Stored data entries
☆ ☆ ☆ ☆ ☆ ☆ ☆

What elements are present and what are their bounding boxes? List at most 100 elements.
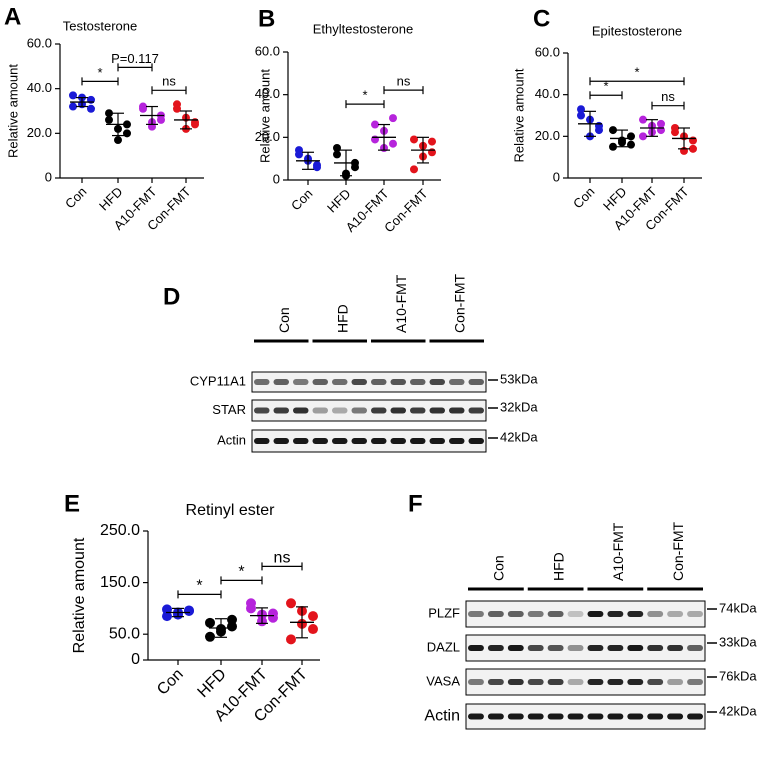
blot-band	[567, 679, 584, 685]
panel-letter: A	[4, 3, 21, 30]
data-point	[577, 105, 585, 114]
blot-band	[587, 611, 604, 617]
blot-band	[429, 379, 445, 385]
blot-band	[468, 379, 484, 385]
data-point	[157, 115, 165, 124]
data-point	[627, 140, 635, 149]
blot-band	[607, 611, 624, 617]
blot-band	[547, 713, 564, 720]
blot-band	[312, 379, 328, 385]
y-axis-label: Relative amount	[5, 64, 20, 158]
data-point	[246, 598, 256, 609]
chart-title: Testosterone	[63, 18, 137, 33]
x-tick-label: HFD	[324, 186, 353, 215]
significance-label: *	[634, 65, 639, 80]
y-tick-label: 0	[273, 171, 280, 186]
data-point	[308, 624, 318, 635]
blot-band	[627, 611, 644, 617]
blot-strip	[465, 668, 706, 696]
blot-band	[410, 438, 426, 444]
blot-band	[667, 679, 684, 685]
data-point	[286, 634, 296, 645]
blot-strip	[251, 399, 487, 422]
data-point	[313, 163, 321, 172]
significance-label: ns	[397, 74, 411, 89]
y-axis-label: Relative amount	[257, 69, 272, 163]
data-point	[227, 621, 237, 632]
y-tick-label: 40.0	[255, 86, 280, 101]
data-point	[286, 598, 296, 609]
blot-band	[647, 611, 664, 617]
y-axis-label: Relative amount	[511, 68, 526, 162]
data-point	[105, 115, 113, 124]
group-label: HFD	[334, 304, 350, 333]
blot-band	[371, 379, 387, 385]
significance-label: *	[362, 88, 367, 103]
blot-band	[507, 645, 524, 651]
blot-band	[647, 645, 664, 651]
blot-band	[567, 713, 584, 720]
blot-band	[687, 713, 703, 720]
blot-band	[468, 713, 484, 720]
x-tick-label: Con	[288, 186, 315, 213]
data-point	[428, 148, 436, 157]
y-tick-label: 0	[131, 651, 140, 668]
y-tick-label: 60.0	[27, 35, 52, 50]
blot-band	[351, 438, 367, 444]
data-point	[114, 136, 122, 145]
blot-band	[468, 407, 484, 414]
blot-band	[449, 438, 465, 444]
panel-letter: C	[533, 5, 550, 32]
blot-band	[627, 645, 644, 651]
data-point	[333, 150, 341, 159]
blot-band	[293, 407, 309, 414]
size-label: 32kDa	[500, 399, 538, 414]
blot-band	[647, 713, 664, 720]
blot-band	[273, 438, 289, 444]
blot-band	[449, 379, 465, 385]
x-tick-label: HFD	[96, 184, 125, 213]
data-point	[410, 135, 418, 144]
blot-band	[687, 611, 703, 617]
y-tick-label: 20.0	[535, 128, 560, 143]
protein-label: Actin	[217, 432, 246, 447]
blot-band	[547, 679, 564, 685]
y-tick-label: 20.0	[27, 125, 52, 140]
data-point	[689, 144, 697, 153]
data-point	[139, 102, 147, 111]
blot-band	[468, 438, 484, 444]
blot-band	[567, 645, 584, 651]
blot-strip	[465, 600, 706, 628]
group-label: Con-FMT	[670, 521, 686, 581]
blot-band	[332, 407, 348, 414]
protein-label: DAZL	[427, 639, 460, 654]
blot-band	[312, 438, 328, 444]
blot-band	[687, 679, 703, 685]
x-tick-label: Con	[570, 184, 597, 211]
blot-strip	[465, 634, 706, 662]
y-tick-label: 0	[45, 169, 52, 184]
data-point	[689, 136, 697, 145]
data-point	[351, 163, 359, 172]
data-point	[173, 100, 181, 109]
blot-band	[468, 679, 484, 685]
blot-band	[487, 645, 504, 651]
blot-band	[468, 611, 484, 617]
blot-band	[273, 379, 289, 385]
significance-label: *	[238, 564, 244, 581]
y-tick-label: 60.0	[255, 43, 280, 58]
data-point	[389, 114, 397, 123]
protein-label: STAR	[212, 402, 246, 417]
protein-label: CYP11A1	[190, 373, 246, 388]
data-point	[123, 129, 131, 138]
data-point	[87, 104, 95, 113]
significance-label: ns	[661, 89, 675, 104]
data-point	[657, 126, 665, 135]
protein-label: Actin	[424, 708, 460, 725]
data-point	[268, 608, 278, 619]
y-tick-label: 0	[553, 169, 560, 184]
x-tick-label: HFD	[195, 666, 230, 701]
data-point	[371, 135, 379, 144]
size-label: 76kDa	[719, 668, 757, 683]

☆ ☆ ☆ ☆ ☆ ☆ ☆

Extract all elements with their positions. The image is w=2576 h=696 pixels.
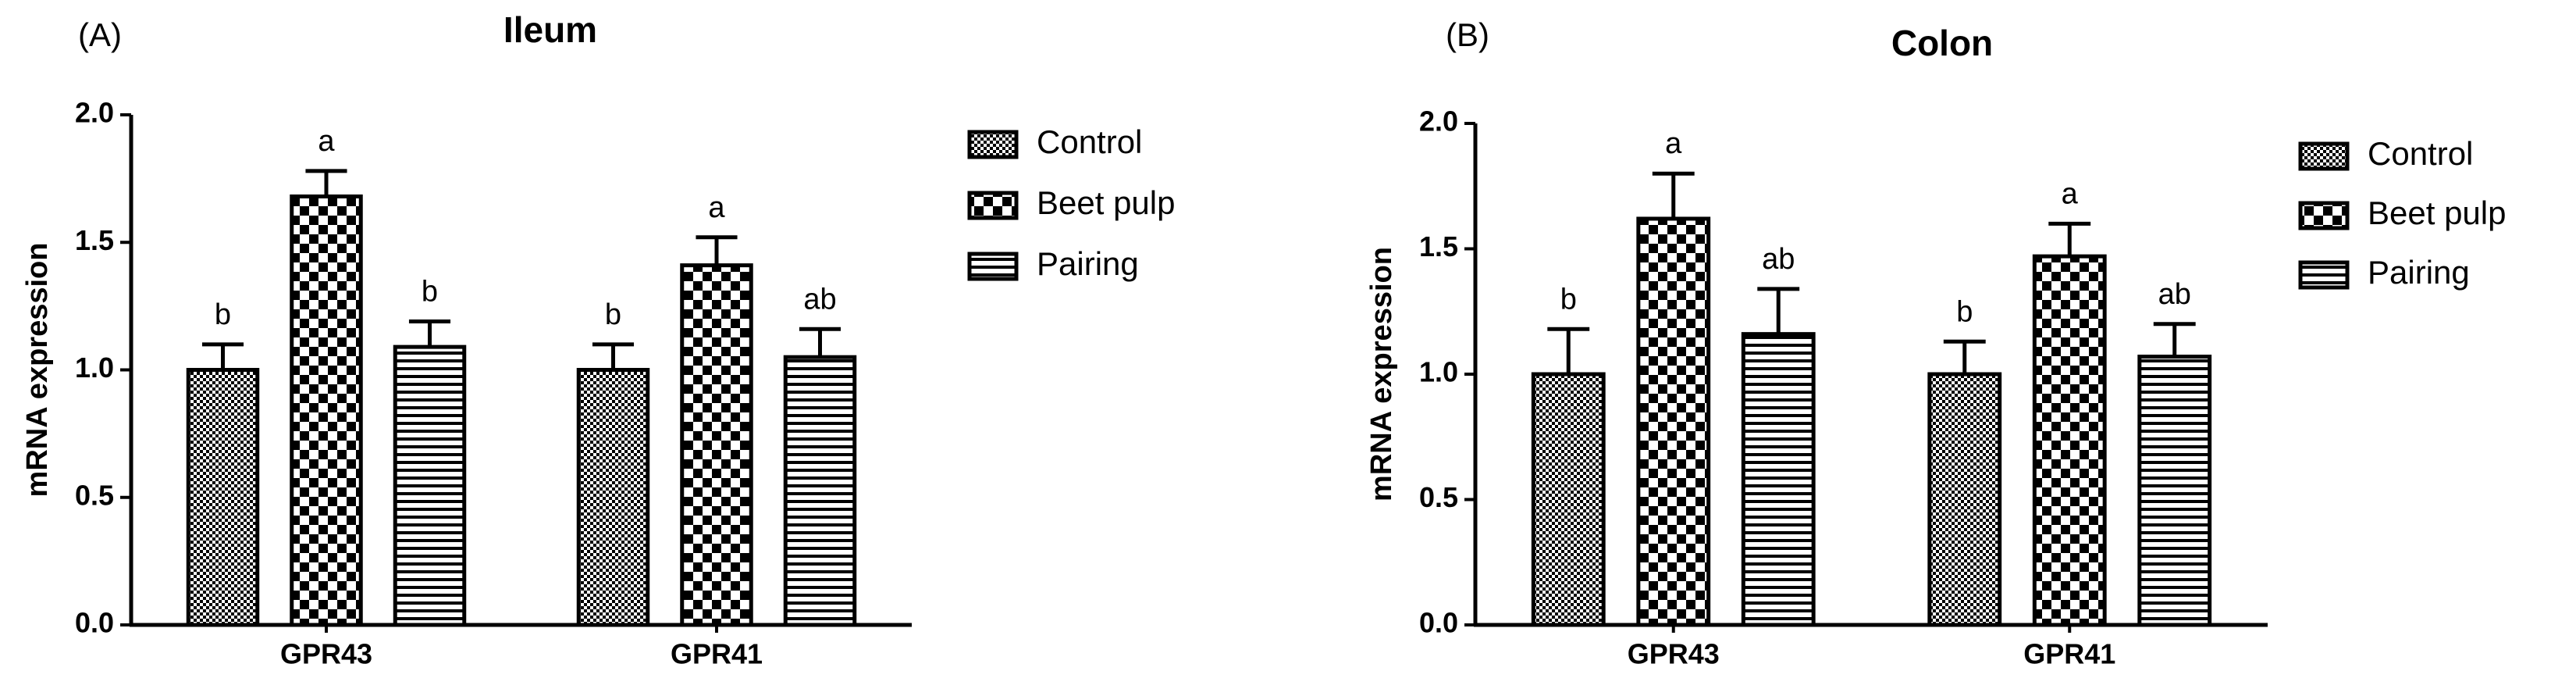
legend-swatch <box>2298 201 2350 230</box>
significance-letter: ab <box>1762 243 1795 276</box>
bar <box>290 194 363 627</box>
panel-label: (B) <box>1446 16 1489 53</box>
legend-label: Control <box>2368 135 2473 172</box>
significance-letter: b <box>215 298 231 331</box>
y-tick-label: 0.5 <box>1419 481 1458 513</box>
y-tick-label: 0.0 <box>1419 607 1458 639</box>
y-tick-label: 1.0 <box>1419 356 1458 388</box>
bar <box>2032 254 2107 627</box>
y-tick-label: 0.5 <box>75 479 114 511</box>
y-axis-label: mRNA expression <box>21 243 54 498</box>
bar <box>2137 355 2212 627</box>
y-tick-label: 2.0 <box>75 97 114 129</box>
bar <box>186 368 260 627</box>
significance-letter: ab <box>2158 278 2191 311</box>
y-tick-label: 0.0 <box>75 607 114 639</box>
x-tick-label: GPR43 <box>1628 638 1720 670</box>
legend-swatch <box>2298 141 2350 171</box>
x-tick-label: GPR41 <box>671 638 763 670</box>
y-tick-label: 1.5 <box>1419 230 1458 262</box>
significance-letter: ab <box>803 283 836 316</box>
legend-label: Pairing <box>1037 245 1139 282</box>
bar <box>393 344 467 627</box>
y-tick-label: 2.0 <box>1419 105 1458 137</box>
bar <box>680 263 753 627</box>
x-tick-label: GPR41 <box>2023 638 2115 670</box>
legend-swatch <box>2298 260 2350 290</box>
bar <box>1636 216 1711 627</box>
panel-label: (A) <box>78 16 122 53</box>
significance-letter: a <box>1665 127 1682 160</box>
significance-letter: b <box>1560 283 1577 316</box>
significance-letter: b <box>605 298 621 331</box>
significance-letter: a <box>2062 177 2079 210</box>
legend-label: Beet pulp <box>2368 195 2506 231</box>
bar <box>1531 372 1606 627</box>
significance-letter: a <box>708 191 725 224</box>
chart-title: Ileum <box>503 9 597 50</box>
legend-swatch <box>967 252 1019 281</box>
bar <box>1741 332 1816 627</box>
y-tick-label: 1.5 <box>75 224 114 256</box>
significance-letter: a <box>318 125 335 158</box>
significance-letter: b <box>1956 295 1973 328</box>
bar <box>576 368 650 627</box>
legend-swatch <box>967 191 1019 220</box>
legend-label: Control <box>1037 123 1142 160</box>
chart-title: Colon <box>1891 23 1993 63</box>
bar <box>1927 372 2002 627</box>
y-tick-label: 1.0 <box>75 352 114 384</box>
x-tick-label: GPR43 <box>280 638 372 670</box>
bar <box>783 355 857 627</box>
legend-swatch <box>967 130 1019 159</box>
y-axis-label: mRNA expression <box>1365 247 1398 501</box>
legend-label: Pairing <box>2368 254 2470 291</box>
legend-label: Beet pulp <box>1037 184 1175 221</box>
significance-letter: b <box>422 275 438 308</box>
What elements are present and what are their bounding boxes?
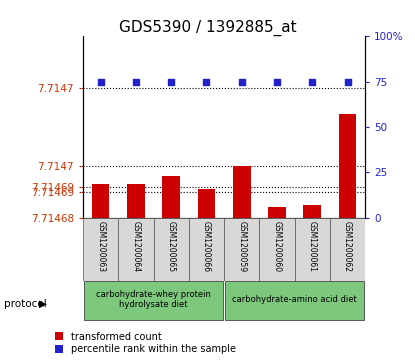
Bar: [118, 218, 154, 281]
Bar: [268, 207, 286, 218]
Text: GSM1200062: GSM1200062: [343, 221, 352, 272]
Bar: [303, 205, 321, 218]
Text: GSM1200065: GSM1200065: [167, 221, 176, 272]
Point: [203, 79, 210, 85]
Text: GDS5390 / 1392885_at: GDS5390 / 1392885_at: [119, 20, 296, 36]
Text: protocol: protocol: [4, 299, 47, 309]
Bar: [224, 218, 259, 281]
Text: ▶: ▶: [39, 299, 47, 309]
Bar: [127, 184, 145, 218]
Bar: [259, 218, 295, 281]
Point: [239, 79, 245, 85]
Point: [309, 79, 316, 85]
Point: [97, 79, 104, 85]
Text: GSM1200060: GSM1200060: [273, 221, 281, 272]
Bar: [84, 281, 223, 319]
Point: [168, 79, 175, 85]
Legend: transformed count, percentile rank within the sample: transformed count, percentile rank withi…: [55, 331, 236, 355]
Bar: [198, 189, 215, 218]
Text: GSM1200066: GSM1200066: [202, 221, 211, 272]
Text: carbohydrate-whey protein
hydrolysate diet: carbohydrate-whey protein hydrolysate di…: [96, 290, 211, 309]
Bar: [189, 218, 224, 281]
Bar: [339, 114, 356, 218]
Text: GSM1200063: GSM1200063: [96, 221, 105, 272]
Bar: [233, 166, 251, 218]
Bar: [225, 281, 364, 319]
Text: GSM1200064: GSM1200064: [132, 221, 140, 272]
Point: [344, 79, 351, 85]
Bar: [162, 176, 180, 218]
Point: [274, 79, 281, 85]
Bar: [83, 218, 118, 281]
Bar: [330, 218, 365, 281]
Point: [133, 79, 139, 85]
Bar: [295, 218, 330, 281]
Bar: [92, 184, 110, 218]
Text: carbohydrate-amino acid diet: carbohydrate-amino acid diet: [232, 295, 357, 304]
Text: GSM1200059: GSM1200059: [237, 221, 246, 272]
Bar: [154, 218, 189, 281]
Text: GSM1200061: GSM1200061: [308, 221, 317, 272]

☆ ☆ ☆ ☆ ☆ ☆ ☆

▶ _What is required_: Identify all lines in the records above with the word "whey".

▶ _Task answer_:
Text: carbohydrate-whey protein
hydrolysate diet: carbohydrate-whey protein hydrolysate di…: [96, 290, 211, 309]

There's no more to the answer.